What is expected:
Could you render the lines from the start of the records through the one containing "- face-with-rolling-eyes-emoji: [782, 418, 828, 477]" as a Markdown table? Use the columns "Row" and "Line text," and leave out any blank lines.

■ ■ ■ ■ ■

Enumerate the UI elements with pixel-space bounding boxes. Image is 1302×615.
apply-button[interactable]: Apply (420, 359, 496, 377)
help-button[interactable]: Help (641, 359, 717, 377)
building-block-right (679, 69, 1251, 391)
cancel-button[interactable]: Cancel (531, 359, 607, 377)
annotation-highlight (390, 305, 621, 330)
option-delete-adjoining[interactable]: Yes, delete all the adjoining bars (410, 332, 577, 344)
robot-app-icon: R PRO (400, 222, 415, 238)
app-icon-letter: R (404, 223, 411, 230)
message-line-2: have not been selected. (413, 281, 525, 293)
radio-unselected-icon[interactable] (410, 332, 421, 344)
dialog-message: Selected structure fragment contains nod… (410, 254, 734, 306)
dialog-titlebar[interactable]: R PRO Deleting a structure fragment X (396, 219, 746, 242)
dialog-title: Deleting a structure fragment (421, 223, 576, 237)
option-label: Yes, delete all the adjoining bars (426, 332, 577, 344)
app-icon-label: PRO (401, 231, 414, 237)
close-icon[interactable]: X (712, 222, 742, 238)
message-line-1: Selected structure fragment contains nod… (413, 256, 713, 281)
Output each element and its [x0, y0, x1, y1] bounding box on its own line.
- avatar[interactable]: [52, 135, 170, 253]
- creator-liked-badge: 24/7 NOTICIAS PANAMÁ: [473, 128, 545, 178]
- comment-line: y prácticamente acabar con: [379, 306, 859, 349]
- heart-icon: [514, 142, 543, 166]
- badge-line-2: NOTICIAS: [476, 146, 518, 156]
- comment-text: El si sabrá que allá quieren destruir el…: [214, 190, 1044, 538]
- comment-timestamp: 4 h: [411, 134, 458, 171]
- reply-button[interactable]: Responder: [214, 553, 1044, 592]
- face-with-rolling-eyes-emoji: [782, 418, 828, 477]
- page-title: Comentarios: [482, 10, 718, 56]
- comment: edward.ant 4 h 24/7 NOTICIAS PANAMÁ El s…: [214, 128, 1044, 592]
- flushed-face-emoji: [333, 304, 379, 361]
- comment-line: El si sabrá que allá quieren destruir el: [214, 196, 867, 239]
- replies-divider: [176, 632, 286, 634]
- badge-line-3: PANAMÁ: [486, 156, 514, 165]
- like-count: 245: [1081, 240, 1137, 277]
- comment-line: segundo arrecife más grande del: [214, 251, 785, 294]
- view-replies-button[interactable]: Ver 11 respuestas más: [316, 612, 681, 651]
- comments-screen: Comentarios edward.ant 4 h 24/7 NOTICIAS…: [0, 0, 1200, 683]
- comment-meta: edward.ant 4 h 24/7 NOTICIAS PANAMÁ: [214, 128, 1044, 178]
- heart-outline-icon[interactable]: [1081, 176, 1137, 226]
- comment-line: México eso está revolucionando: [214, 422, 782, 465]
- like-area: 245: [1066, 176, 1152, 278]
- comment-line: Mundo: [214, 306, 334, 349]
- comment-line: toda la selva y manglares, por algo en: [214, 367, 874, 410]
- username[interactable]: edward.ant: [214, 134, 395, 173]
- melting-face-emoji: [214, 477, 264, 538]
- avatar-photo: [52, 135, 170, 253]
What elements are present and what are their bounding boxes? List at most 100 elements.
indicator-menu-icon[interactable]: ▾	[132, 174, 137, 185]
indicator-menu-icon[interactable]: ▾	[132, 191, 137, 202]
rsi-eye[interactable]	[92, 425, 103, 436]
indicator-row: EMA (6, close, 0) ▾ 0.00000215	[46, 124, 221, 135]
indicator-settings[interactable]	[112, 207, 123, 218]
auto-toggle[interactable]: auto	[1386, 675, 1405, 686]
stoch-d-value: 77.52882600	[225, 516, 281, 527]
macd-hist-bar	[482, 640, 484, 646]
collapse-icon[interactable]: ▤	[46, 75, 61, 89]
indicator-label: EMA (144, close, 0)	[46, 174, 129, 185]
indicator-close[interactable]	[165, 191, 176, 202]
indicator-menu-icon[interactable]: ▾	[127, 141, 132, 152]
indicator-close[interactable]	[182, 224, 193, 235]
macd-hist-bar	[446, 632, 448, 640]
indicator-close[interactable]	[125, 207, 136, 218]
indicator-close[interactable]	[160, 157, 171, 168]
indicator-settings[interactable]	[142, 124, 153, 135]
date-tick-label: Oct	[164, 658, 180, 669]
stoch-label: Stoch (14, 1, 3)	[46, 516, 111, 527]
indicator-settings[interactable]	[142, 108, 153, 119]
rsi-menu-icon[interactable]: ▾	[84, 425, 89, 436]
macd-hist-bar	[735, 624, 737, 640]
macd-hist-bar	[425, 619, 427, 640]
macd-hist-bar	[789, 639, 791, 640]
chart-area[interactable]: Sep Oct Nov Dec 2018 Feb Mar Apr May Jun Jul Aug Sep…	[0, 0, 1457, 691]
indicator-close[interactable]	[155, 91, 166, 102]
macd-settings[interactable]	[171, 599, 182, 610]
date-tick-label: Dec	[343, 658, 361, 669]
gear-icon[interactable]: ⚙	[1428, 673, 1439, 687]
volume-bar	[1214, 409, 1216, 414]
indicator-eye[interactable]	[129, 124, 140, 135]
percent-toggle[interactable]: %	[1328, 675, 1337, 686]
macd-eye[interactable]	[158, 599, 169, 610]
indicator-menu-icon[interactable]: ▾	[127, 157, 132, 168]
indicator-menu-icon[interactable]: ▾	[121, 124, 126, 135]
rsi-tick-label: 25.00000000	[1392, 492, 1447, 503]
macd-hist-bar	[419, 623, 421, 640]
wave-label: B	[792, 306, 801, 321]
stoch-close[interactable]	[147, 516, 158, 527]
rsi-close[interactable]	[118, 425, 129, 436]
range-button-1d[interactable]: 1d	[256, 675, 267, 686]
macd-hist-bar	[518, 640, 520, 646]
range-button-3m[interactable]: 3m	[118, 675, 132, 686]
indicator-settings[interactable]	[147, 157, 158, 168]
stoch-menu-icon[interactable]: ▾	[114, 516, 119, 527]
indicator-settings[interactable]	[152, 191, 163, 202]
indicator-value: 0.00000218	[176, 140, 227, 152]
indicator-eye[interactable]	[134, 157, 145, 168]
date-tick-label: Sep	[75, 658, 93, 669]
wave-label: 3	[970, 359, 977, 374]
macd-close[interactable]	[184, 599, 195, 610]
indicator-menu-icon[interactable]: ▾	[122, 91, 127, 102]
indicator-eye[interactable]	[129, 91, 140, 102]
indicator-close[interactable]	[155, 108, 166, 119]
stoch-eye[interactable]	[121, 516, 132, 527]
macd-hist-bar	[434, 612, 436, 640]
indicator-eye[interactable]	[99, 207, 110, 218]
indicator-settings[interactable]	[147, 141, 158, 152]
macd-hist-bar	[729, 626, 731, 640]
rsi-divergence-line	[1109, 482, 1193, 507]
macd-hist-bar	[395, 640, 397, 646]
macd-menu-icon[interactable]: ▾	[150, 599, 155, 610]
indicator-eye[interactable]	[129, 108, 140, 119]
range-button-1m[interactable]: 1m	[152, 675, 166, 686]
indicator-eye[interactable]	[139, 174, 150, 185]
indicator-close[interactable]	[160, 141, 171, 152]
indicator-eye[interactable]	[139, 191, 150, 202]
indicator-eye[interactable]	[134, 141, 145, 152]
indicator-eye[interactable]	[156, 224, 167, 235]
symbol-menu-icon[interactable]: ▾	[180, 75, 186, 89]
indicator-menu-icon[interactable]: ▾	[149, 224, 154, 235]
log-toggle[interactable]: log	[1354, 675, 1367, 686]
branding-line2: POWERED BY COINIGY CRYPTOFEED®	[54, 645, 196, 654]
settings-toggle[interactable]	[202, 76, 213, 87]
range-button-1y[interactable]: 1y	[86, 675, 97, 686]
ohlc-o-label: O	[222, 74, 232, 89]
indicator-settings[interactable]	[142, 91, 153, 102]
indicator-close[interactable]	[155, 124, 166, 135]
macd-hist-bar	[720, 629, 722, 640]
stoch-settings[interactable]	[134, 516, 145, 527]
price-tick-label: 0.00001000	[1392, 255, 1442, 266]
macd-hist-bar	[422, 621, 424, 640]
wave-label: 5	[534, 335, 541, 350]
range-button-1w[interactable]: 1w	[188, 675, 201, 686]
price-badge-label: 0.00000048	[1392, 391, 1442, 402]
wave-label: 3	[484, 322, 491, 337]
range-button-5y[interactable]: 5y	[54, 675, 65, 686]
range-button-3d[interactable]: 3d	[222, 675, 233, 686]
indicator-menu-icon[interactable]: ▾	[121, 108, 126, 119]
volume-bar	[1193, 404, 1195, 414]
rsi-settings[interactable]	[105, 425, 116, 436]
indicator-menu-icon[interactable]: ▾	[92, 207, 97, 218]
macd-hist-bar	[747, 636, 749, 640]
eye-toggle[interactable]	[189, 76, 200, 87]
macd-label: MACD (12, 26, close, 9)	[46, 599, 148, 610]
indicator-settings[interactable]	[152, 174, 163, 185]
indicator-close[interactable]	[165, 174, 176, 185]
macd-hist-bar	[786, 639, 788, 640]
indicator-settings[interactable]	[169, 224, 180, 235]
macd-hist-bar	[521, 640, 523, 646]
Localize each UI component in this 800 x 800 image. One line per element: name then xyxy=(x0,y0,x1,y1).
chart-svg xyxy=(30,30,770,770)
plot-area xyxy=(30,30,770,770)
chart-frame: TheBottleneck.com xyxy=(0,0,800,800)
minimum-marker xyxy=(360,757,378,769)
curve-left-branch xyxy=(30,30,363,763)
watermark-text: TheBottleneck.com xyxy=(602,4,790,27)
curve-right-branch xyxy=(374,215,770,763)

■ ■ ■ ■ ■

Reply to the exercise:
| Row | Line text |
|---|---|
| 1 | Enumerate the UI elements with pixel-space bounding boxes. Image is 1302×615. |
| 2 | apply-button[interactable]: Apply (420, 359, 496, 377) |
| 3 | help-button[interactable]: Help (641, 359, 717, 377) |
| 4 | building-block-right (679, 69, 1251, 391) |
| 5 | cancel-button[interactable]: Cancel (531, 359, 607, 377) |
| 6 | annotation-highlight (390, 305, 621, 330) |
| 7 | option-delete-adjoining[interactable]: Yes, delete all the adjoining bars (410, 332, 577, 344) |
| 8 | robot-app-icon: R PRO (400, 222, 415, 238) |
| 9 | app-icon-letter: R (404, 223, 411, 230) |
| 10 | message-line-2: have not been selected. (413, 281, 525, 293) |
| 11 | radio-unselected-icon[interactable] (410, 332, 421, 344) |
| 12 | dialog-message: Selected structure fragment contains nod… (410, 254, 734, 306) |
| 13 | dialog-titlebar[interactable]: R PRO Deleting a structure fragment X (396, 219, 746, 242) |
| 14 | dialog-title: Deleting a structure fragment (421, 223, 576, 237) |
| 15 | option-label: Yes, delete all the adjoining bars (426, 332, 577, 344) |
| 16 | app-icon-label: PRO (401, 231, 414, 237) |
| 17 | close-icon[interactable]: X (712, 222, 742, 238) |
| 18 | message-line-1: Selected structure fragment contains nod… (413, 256, 713, 281) |
| 19 | Output each element and its [x0, y0, x1, y1] bounding box on its own line. |
| 20 | - avatar[interactable]: [52, 135, 170, 253] |
| 21 | - creator-liked-badge: 24/7 NOTICIAS PANAMÁ: [473, 128, 545, 178] |
| 22 | - comment-line: y prácticamente acabar con: [379, 306, 859, 349] |
| 23 | - heart-icon: [514, 142, 543, 166] |
| 24 | - badge-line-2: NOTICIAS: [476, 146, 518, 156] |
| 25 | - comment-text: El si sabrá que allá quieren destruir el…: [214, 190, 1044, 538] |
| 26 | - comment-timestamp: 4 h: [411, 134, 458, 171] |
| 27 | - reply-button[interactable]: Responder: [214, 553, 1044, 592] |
| 28 | - face-with-rolling-eyes-emoji: [782, 418, 828, 477] |